▸ DATASET CONTENT:
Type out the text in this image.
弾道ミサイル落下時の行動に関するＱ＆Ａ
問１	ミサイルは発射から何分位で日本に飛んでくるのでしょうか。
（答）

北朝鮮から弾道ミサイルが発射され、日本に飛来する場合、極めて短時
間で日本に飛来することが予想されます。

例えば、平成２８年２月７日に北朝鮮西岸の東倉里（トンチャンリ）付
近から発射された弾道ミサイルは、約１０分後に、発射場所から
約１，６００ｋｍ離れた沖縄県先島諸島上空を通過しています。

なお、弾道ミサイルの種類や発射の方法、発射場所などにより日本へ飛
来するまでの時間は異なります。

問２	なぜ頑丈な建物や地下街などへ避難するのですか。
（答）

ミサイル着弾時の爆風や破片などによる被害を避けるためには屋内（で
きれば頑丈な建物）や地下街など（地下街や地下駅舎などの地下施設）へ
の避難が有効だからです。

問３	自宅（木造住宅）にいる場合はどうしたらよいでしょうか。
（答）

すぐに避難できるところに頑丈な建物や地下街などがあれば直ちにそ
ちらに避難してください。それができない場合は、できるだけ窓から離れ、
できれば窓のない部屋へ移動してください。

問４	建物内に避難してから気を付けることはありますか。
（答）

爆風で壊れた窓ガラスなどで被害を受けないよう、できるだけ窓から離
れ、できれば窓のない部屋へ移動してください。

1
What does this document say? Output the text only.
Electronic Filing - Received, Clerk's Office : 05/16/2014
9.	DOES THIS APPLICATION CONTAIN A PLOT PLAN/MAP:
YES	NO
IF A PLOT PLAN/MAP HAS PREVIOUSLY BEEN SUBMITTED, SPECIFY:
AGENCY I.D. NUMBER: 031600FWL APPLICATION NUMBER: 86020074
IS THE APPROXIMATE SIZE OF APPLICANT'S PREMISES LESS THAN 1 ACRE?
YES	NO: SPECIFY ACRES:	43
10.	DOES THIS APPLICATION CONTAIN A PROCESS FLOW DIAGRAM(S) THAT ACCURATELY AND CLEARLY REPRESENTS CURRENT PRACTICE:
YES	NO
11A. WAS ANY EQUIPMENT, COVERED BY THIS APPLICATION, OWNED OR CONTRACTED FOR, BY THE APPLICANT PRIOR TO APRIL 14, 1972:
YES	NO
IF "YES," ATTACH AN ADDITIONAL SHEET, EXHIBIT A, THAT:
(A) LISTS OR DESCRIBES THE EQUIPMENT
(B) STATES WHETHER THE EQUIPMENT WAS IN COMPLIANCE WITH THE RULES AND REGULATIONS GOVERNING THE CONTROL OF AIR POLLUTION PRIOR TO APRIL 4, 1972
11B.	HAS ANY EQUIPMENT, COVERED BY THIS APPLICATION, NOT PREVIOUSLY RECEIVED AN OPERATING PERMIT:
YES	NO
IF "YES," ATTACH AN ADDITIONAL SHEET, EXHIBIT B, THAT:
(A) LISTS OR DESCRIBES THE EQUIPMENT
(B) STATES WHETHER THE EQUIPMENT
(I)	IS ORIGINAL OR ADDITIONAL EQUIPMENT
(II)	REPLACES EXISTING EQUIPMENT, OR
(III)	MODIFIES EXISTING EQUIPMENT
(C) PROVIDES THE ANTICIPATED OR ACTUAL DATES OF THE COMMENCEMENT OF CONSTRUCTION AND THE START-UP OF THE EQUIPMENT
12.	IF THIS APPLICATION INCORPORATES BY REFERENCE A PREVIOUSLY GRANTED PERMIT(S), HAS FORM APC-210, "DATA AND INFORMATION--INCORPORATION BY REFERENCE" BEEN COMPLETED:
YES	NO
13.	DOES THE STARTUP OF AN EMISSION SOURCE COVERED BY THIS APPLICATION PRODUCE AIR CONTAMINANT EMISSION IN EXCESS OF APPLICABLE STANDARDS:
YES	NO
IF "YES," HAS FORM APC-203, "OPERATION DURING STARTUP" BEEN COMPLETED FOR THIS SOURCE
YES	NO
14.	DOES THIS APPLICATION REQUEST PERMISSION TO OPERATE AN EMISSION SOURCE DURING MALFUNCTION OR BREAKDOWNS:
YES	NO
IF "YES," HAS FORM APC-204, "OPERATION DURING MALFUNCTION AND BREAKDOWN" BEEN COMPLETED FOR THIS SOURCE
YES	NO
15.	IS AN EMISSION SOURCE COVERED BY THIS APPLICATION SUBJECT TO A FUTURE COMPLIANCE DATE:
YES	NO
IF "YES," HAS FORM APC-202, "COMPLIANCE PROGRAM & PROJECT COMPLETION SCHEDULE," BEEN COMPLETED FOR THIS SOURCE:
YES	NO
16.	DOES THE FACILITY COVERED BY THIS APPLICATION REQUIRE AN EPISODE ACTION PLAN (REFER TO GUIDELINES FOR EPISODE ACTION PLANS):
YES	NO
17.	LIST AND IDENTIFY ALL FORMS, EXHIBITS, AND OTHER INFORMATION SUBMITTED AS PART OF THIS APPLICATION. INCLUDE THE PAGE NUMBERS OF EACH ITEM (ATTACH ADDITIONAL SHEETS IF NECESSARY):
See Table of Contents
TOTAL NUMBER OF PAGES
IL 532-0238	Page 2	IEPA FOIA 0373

▸ DESCRIPTION OF THE TASK:
Set down the entries verbatim, leaving none out.

▸ WRITTEN ANSWER:
Type out the text in this image.
弾道ミサイル落下時の行動に関するＱ＆Ａ
問１	ミサイルは発射から何分位で日本に飛んでくるのでしょうか。
（答）

北朝鮮から弾道ミサイルが発射され、日本に飛来する場合、極めて短時
間で日本に飛来することが予想されます。

例えば、平成２８年２月７日に北朝鮮西岸の東倉里（トンチャンリ）付
近から発射された弾道ミサイルは、約１０分後に、発射場所から
約１，６００ｋｍ離れた沖縄県先島諸島上空を通過しています。

なお、弾道ミサイルの種類や発射の方法、発射場所などにより日本へ飛
来するまでの時間は異なります。

問２	なぜ頑丈な建物や地下街などへ避難するのですか。
（答）

ミサイル着弾時の爆風や破片などによる被害を避けるためには屋内（で
きれば頑丈な建物）や地下街など（地下街や地下駅舎などの地下施設）へ
の避難が有効だからです。

問３	自宅（木造住宅）にいる場合はどうしたらよいでしょうか。
（答）

すぐに避難できるところに頑丈な建物や地下街などがあれば直ちにそ
ちらに避難してください。それができない場合は、できるだけ窓から離れ、
できれば窓のない部屋へ移動してください。

問４	建物内に避難してから気を付けることはありますか。
（答）

爆風で壊れた窓ガラスなどで被害を受けないよう、できるだけ窓から離
れ、できれば窓のない部屋へ移動してください。

1
What does this document say? Output the text only.
Electronic Filing - Received, Clerk's Office : 05/16/2014
9.	DOES THIS APPLICATION CONTAIN A PLOT PLAN/MAP:
YES	NO
IF A PLOT PLAN/MAP HAS PREVIOUSLY BEEN SUBMITTED, SPECIFY:
AGENCY I.D. NUMBER: 031600FWL APPLICATION NUMBER: 86020074
IS THE APPROXIMATE SIZE OF APPLICANT'S PREMISES LESS THAN 1 ACRE?
YES	NO: SPECIFY ACRES:	43
10.	DOES THIS APPLICATION CONTAIN A PROCESS FLOW DIAGRAM(S) THAT ACCURATELY AND CLEARLY REPRESENTS CURRENT PRACTICE:
YES	NO
11A. WAS ANY EQUIPMENT, COVERED BY THIS APPLICATION, OWNED OR CONTRACTED FOR, BY THE APPLICANT PRIOR TO APRIL 14, 1972:
YES	NO
IF "YES," ATTACH AN ADDITIONAL SHEET, EXHIBIT A, THAT:
(A) LISTS OR DESCRIBES THE EQUIPMENT
(B) STATES WHETHER THE EQUIPMENT WAS IN COMPLIANCE WITH THE RULES AND REGULATIONS GOVERNING THE CONTROL OF AIR POLLUTION PRIOR TO APRIL 4, 1972
11B.	HAS ANY EQUIPMENT, COVERED BY THIS APPLICATION, NOT PREVIOUSLY RECEIVED AN OPERATING PERMIT:
YES	NO
IF "YES," ATTACH AN ADDITIONAL SHEET, EXHIBIT B, THAT:
(A) LISTS OR DESCRIBES THE EQUIPMENT
(B) STATES WHETHER THE EQUIPMENT
(I)	IS ORIGINAL OR ADDITIONAL EQUIPMENT
(II)	REPLACES EXISTING EQUIPMENT, OR
(III)	MODIFIES EXISTING EQUIPMENT
(C) PROVIDES THE ANTICIPATED OR ACTUAL DATES OF THE COMMENCEMENT OF CONSTRUCTION AND THE START-UP OF THE EQUIPMENT
12.	IF THIS APPLICATION INCORPORATES BY REFERENCE A PREVIOUSLY GRANTED PERMIT(S), HAS FORM APC-210, "DATA AND INFORMATION--INCORPORATION BY REFERENCE" BEEN COMPLETED:
YES	NO
13.	DOES THE STARTUP OF AN EMISSION SOURCE COVERED BY THIS APPLICATION PRODUCE AIR CONTAMINANT EMISSION IN EXCESS OF APPLICABLE STANDARDS:
YES	NO
IF "YES," HAS FORM APC-203, "OPERATION DURING STARTUP" BEEN COMPLETED FOR THIS SOURCE
YES	NO
14.	DOES THIS APPLICATION REQUEST PERMISSION TO OPERATE AN EMISSION SOURCE DURING MALFUNCTION OR BREAKDOWNS:
YES	NO
IF "YES," HAS FORM APC-204, "OPERATION DURING MALFUNCTION AND BREAKDOWN" BEEN COMPLETED FOR THIS SOURCE
YES	NO
15.	IS AN EMISSION SOURCE COVERED BY THIS APPLICATION SUBJECT TO A FUTURE COMPLIANCE DATE:
YES	NO
IF "YES," HAS FORM APC-202, "COMPLIANCE PROGRAM & PROJECT COMPLETION SCHEDULE," BEEN COMPLETED FOR THIS SOURCE:
YES	NO
16.	DOES THE FACILITY COVERED BY THIS APPLICATION REQUIRE AN EPISODE ACTION PLAN (REFER TO GUIDELINES FOR EPISODE ACTION PLANS):
YES	NO
17.	LIST AND IDENTIFY ALL FORMS, EXHIBITS, AND OTHER INFORMATION SUBMITTED AS PART OF THIS APPLICATION. INCLUDE THE PAGE NUMBERS OF EACH ITEM (ATTACH ADDITIONAL SHEETS IF NECESSARY):
See Table of Contents
TOTAL NUMBER OF PAGES
IL 532-0238	Page 2	IEPA FOIA 0373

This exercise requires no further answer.